• **DATASET CONTENT**
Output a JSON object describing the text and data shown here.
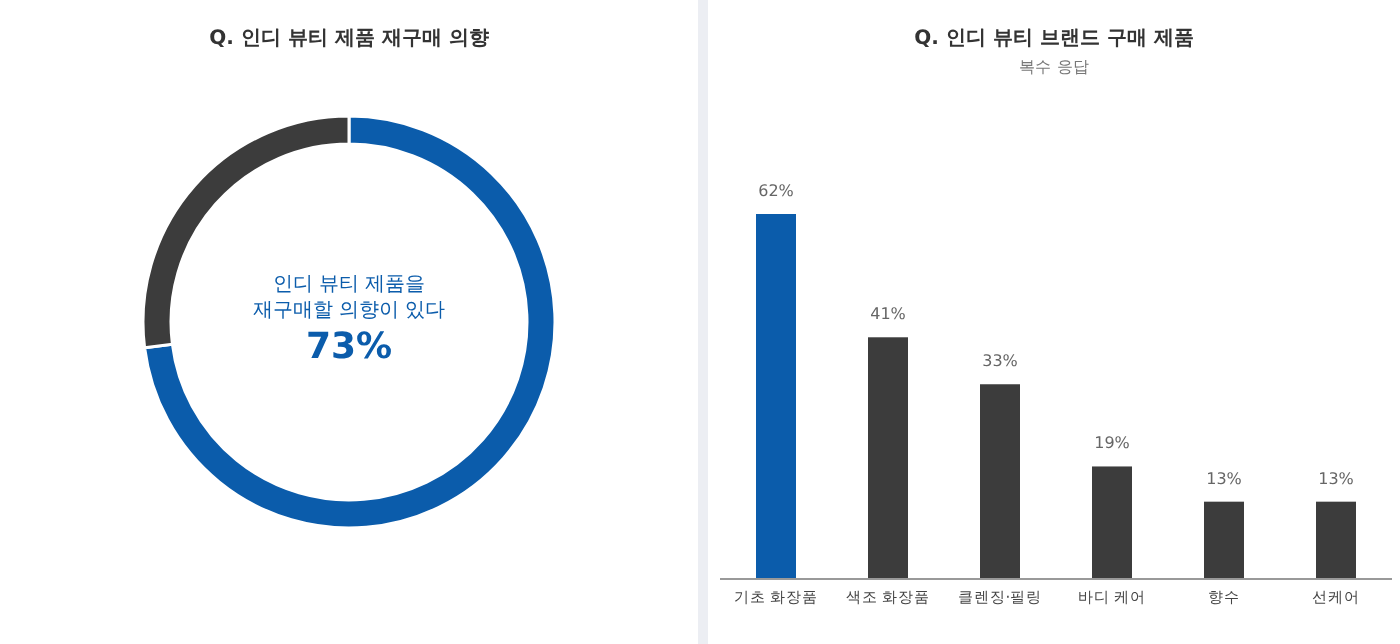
{
  "chart_data": [
    {
      "type": "donut",
      "title": "Q. 인디 뷰티 제품 재구매 의향",
      "categories": [
        "인디 뷰티 제품을 재구매할 의향이 있다",
        null
      ],
      "values": [
        73,
        27
      ],
      "colors": [
        "#0b5cab",
        "#3c3c3c"
      ],
      "value_labels": [
        "73%",
        null
      ]
    },
    {
      "type": "bar",
      "title": "Q. 인디 뷰티 브랜드 구매 제품",
      "subtitle": "복수 응답",
      "categories": [
        "기초 화장품",
        "색조 화장품",
        "클렌징·필링",
        "바디 케어",
        "향수",
        "선케어"
      ],
      "values": [
        62,
        41,
        33,
        19,
        13,
        13
      ],
      "colors": [
        "#0b5cab",
        "#3c3c3c",
        "#3c3c3c",
        "#3c3c3c",
        "#3c3c3c",
        "#3c3c3c"
      ],
      "value_labels": [
        "62%",
        "41%",
        "33%",
        "19%",
        "13%",
        "13%"
      ]
    }
  ]
}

• **GOAL**
Your copy of the data above should match it exactly, except that pictures are left out.

• **WRITTEN SOLUTION**
Output a JSON object describing the text and data shown here.
{
  "chart_data": [
    {
      "type": "donut",
      "title": "Q. 인디 뷰티 제품 재구매 의향",
      "categories": [
        "인디 뷰티 제품을 재구매할 의향이 있다",
        null
      ],
      "values": [
        73,
        27
      ],
      "colors": [
        "#0b5cab",
        "#3c3c3c"
      ],
      "value_labels": [
        "73%",
        null
      ]
    },
    {
      "type": "bar",
      "title": "Q. 인디 뷰티 브랜드 구매 제품",
      "subtitle": "복수 응답",
      "categories": [
        "기초 화장품",
        "색조 화장품",
        "클렌징·필링",
        "바디 케어",
        "향수",
        "선케어"
      ],
      "values": [
        62,
        41,
        33,
        19,
        13,
        13
      ],
      "colors": [
        "#0b5cab",
        "#3c3c3c",
        "#3c3c3c",
        "#3c3c3c",
        "#3c3c3c",
        "#3c3c3c"
      ],
      "value_labels": [
        "62%",
        "41%",
        "33%",
        "19%",
        "13%",
        "13%"
      ]
    }
  ]
}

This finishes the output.